■ **TEXTE FOURNI**
Ce sont tous des pays qui ont rejeté le film Barbie. Il y a quelque chose qui les ramène ensemble.

Une histoire lourde de sens

Pourtant, malgré cette image d’unité autour de l’opposition au « bloc » occidental, cette coalition politico-économique du BRICS est fragile : non seulement les tensions frontalières entre l’Inde et la Chine, deux puissances nucléaires, ont entraîné des échauffourées ayant fait plusieurs morts, mais dans le cas de la Russie et de l’Iran, il s’agit de deux voisins au passé gorgé de sang.

C’est une relation de longue date [entre Moscou et Téhéran], explique ainsi le Pr Pahlavi.

Elle remonte à l’époque des tsars et des shahs d’Iran : elle s’explique par la géopolitique, notamment avec le cordon ombilical du Caucase qui relie les deux pays et qui, encore aujourd’hui, voit les deux pays collaborer ensemble. […] La relation est ancienne, complexe et très importante.

Complexe, parce que lorsque vous interrogez les Iraniens et vous leur demandez qui est leur pire adversaire, si la question est posée par un Occidental, on pourrait s’attendre à ce que la réponse soit les États-Unis, Israël, le Royaume-Uni, mais les Iraniens ont particulièrement peur des Russes, pour des raisons évidentes : c’est un pays qui est à leur porte, dans leur dos. C’est à leur corps défendant que les Iraniens travaillent avec les Russes, a souligné le spécialiste.

Celui-ci précise toutefois que la diplomatie occidentale a très largement jeté l’Iran dans les bras de la Russie.

Les ennemis de vos ennemis… Au cours des 20 dernières années, les relations se sont resserrées, sur une base de coopération économique, stratégique, militaire, de renseignement, de transfert de technologie.

Un drone vole dans le ciel.

Ce drone russe photographié à Kiev correspond à la description d’un drone de fabrication iranienne Shahed-136, selon les autorités ukrainiennes.

Photo : Reuters

L’Iran impliqué dans la guerre… par drones interposés

Cette coopération se manifeste d’ailleurs sous la forme de la vente de milliers de drones à la Russie, dans le cadre de l’invasion russe de l’Ukraine lancée en 2022.

Après avoir lancé ses forces mécanisées dans la bataille et probablement perdu des milliers de chars et autres véhicules blindés, Moscou a adapté sa stratégie et emprunté certaines tactiques à son adversaire ukrainien qui, dès le début des hostilités, a cherché à compenser son désavantage matériel et numérique par une utilisation régulière de drones de toutes les tailles.

Au dire du professeur Sina Azodi, de l’Université George Washington, dans la capitale américaine, cette utilisation répandue de drones par les deux camps, combinée à l’utilisation d’armes et de tactiques plus que centenaires, comme des duels d’artillerie et le creusement de tranchées, donne à cette guerre un étrange aspect hybride.

■ **DOCUMENTS FOURNIS**

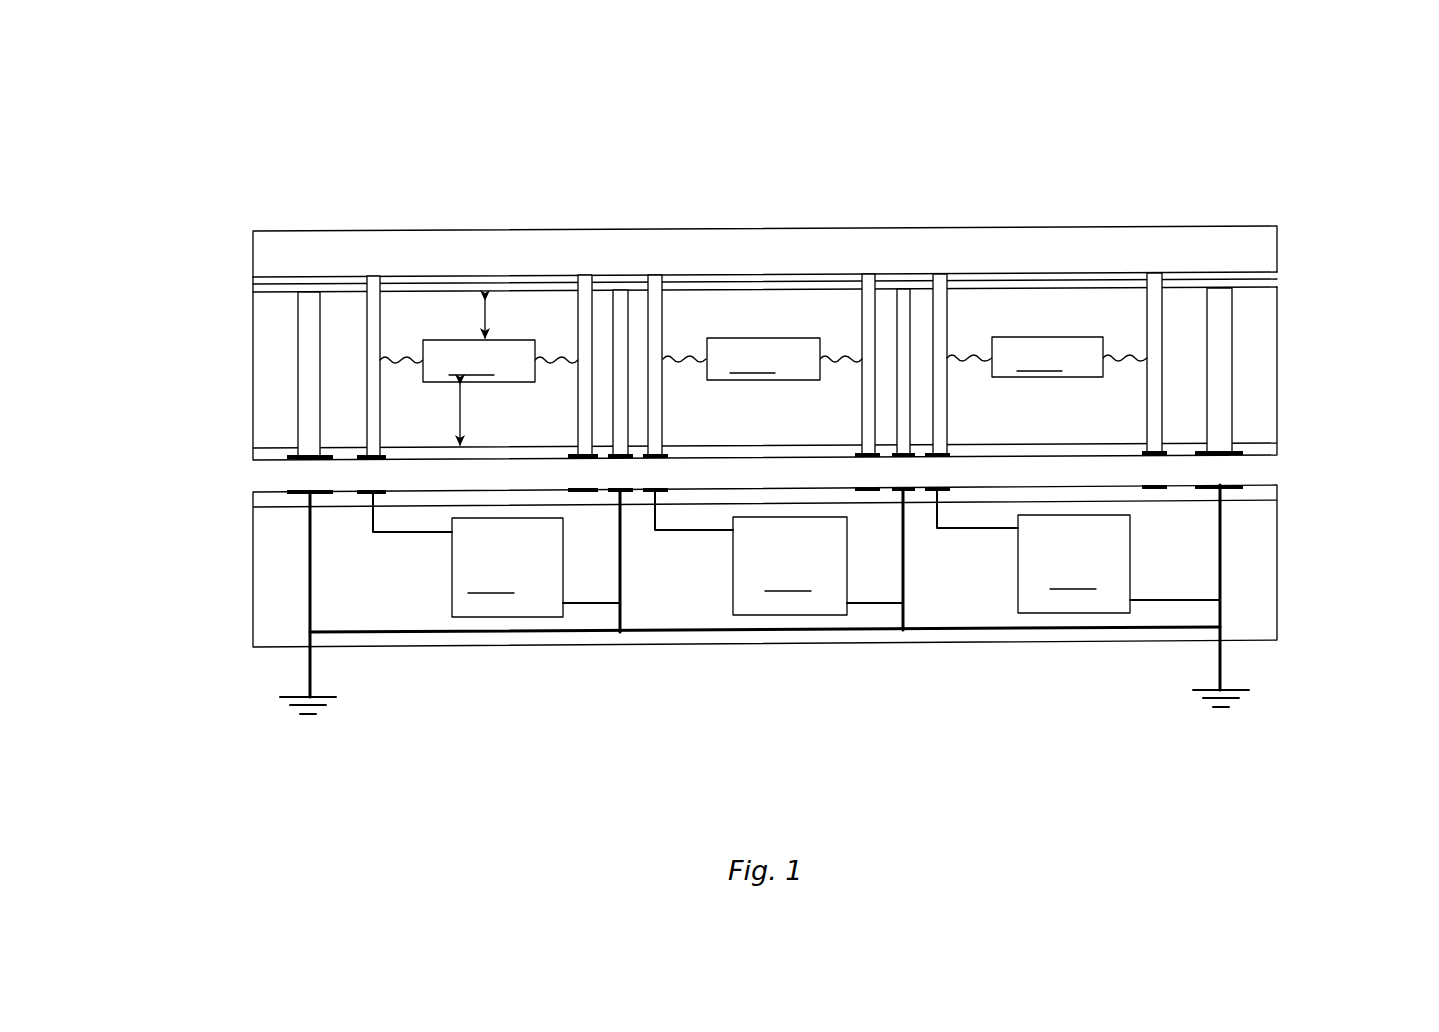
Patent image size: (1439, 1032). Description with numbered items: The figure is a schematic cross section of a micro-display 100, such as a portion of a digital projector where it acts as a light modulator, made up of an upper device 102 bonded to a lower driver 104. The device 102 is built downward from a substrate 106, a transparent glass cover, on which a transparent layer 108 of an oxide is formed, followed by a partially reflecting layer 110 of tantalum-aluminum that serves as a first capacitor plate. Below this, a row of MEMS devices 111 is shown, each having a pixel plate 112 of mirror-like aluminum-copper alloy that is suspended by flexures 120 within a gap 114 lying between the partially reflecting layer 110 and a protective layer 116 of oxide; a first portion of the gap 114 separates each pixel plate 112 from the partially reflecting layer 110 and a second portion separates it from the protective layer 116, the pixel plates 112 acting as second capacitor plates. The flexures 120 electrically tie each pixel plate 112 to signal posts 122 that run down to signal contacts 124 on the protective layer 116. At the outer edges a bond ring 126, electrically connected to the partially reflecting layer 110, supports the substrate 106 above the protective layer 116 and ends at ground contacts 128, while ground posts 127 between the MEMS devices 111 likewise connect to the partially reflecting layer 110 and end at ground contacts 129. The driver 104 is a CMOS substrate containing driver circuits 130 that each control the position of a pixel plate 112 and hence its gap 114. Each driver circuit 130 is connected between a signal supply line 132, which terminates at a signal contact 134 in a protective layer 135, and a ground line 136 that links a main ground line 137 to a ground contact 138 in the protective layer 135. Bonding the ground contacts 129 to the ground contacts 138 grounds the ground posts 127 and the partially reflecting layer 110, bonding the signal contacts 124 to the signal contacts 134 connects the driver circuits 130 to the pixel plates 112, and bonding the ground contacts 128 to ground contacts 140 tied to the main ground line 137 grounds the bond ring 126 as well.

■ **CONSIGNE**
Selon le texte fourni sur les relations entre la Russie et l'Iran, à quelle époque remonte la relation entre Moscou et Téhéran ?

■ **CORRIGÉ**
Elle remonte à l'époque des tsars et des shahs d'Iran.